*Task statement*. What you return should match every record exactly, with the images removed.

*Information given*.
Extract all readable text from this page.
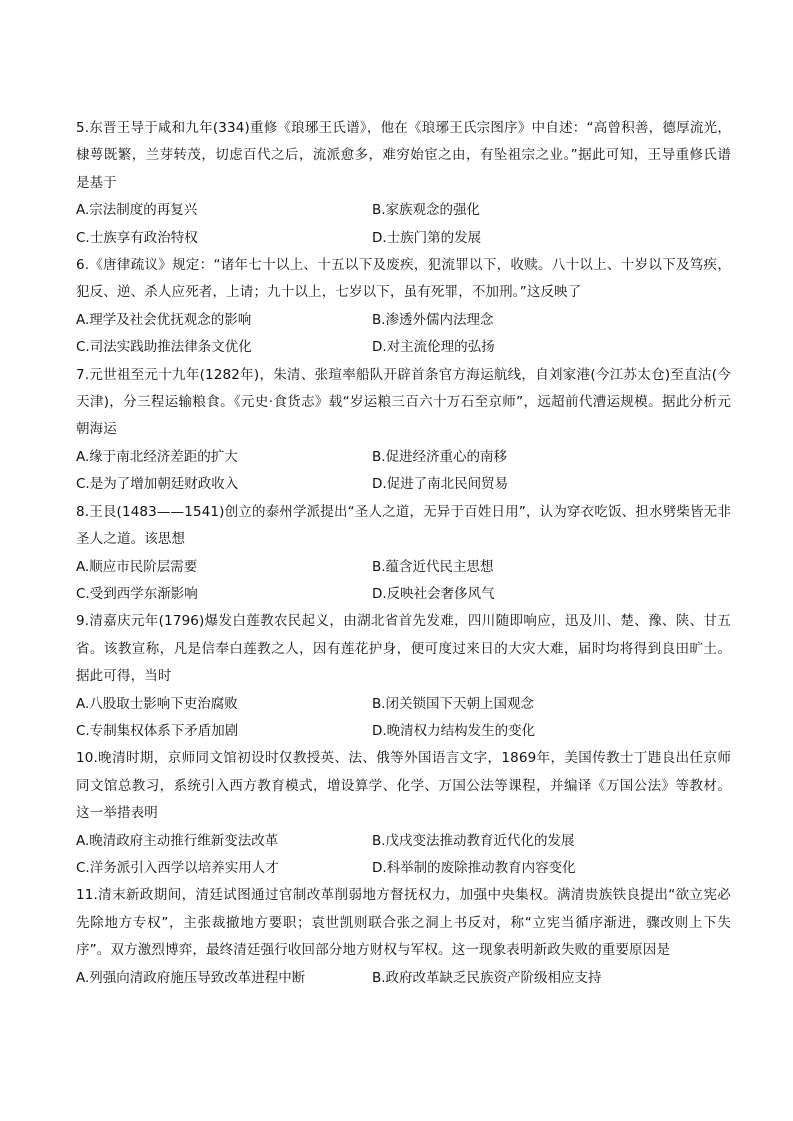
5.东晋王导于咸和九年(334)重修《琅琊王氏谱》，他在《琅琊王氏宗图序》中自述：“高曾积善，德厚流光，棣萼既繁，兰芽转茂，切虑百代之后，流派愈多，难穷始宦之由，有坠祖宗之业。”据此可知，王导重修氏谱是基于

A.宗法制度的再复兴	B.家族观念的强化
C.士族享有政治特权	D.士族门第的发展

6.《唐律疏议》规定：“诸年七十以上、十五以下及废疾，犯流罪以下，收赎。八十以上、十岁以下及笃疾，犯反、逆、杀人应死者，上请；九十以上，七岁以下，虽有死罪，不加刑。”这反映了

A.理学及社会优抚观念的影响	B.渗透外儒内法理念
C.司法实践助推法律条文优化	D.对主流伦理的弘扬

7.元世祖至元十九年(1282年)，朱清、张瑄率船队开辟首条官方海运航线，自刘家港(今江苏太仓)至直沽(今天津)，分三程运输粮食。《元史·食货志》载“岁运粮三百六十万石至京师”，远超前代漕运规模。据此分析元朝海运

A.缘于南北经济差距的扩大	B.促进经济重心的南移
C.是为了增加朝廷财政收入	D.促进了南北民间贸易

8.王艮(1483——1541)创立的泰州学派提出“圣人之道，无异于百姓日用”，认为穿衣吃饭、担水劈柴皆无非圣人之道。该思想

A.顺应市民阶层需要	B.蕴含近代民主思想
C.受到西学东渐影响	D.反映社会奢侈风气

9.清嘉庆元年(1796)爆发白莲教农民起义，由湖北省首先发难，四川随即响应，迅及川、楚、豫、陕、甘五省。该教宣称，凡是信奉白莲教之人，因有莲花护身，便可度过来日的大灾大难，届时均将得到良田旷土。据此可得，当时

A.八股取士影响下吏治腐败	B.闭关锁国下天朝上国观念
C.专制集权体系下矛盾加剧	D.晚清权力结构发生的变化

10.晚清时期，京师同文馆初设时仅教授英、法、俄等外国语言文字，1869年，美国传教士丁韪良出任京师同文馆总教习，系统引入西方教育模式，增设算学、化学、万国公法等课程，并编译《万国公法》等教材。这一举措表明

A.晚清政府主动推行维新变法改革	B.戊戌变法推动教育近代化的发展
C.洋务派引入西学以培养实用人才	D.科举制的废除推动教育内容变化

11.清末新政期间，清廷试图通过官制改革削弱地方督抚权力，加强中央集权。满清贵族铁良提出“欲立宪必先除地方专权”，主张裁撤地方要职；袁世凯则联合张之洞上书反对，称“立宪当循序渐进，骤改则上下失序”。双方激烈博弈，最终清廷强行收回部分地方财权与军权。这一现象表明新政失败的重要原因是

A.列强向清政府施压导致改革进程中断	B.政府改革缺乏民族资产阶级相应支持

*Written response*.
Extract all readable text from this page.
5.东晋王导于咸和九年(334)重修《琅琊王氏谱》，他在《琅琊王氏宗图序》中自述：“高曾积善，德厚流光，棣萼既繁，兰芽转茂，切虑百代之后，流派愈多，难穷始宦之由，有坠祖宗之业。”据此可知，王导重修氏谱是基于

A.宗法制度的再复兴	B.家族观念的强化
C.士族享有政治特权	D.士族门第的发展

6.《唐律疏议》规定：“诸年七十以上、十五以下及废疾，犯流罪以下，收赎。八十以上、十岁以下及笃疾，犯反、逆、杀人应死者，上请；九十以上，七岁以下，虽有死罪，不加刑。”这反映了

A.理学及社会优抚观念的影响	B.渗透外儒内法理念
C.司法实践助推法律条文优化	D.对主流伦理的弘扬

7.元世祖至元十九年(1282年)，朱清、张瑄率船队开辟首条官方海运航线，自刘家港(今江苏太仓)至直沽(今天津)，分三程运输粮食。《元史·食货志》载“岁运粮三百六十万石至京师”，远超前代漕运规模。据此分析元朝海运

A.缘于南北经济差距的扩大	B.促进经济重心的南移
C.是为了增加朝廷财政收入	D.促进了南北民间贸易

8.王艮(1483——1541)创立的泰州学派提出“圣人之道，无异于百姓日用”，认为穿衣吃饭、担水劈柴皆无非圣人之道。该思想

A.顺应市民阶层需要	B.蕴含近代民主思想
C.受到西学东渐影响	D.反映社会奢侈风气

9.清嘉庆元年(1796)爆发白莲教农民起义，由湖北省首先发难，四川随即响应，迅及川、楚、豫、陕、甘五省。该教宣称，凡是信奉白莲教之人，因有莲花护身，便可度过来日的大灾大难，届时均将得到良田旷土。据此可得，当时

A.八股取士影响下吏治腐败	B.闭关锁国下天朝上国观念
C.专制集权体系下矛盾加剧	D.晚清权力结构发生的变化

10.晚清时期，京师同文馆初设时仅教授英、法、俄等外国语言文字，1869年，美国传教士丁韪良出任京师同文馆总教习，系统引入西方教育模式，增设算学、化学、万国公法等课程，并编译《万国公法》等教材。这一举措表明

A.晚清政府主动推行维新变法改革	B.戊戌变法推动教育近代化的发展
C.洋务派引入西学以培养实用人才	D.科举制的废除推动教育内容变化

11.清末新政期间，清廷试图通过官制改革削弱地方督抚权力，加强中央集权。满清贵族铁良提出“欲立宪必先除地方专权”，主张裁撤地方要职；袁世凯则联合张之洞上书反对，称“立宪当循序渐进，骤改则上下失序”。双方激烈博弈，最终清廷强行收回部分地方财权与军权。这一现象表明新政失败的重要原因是

A.列强向清政府施压导致改革进程中断	B.政府改革缺乏民族资产阶级相应支持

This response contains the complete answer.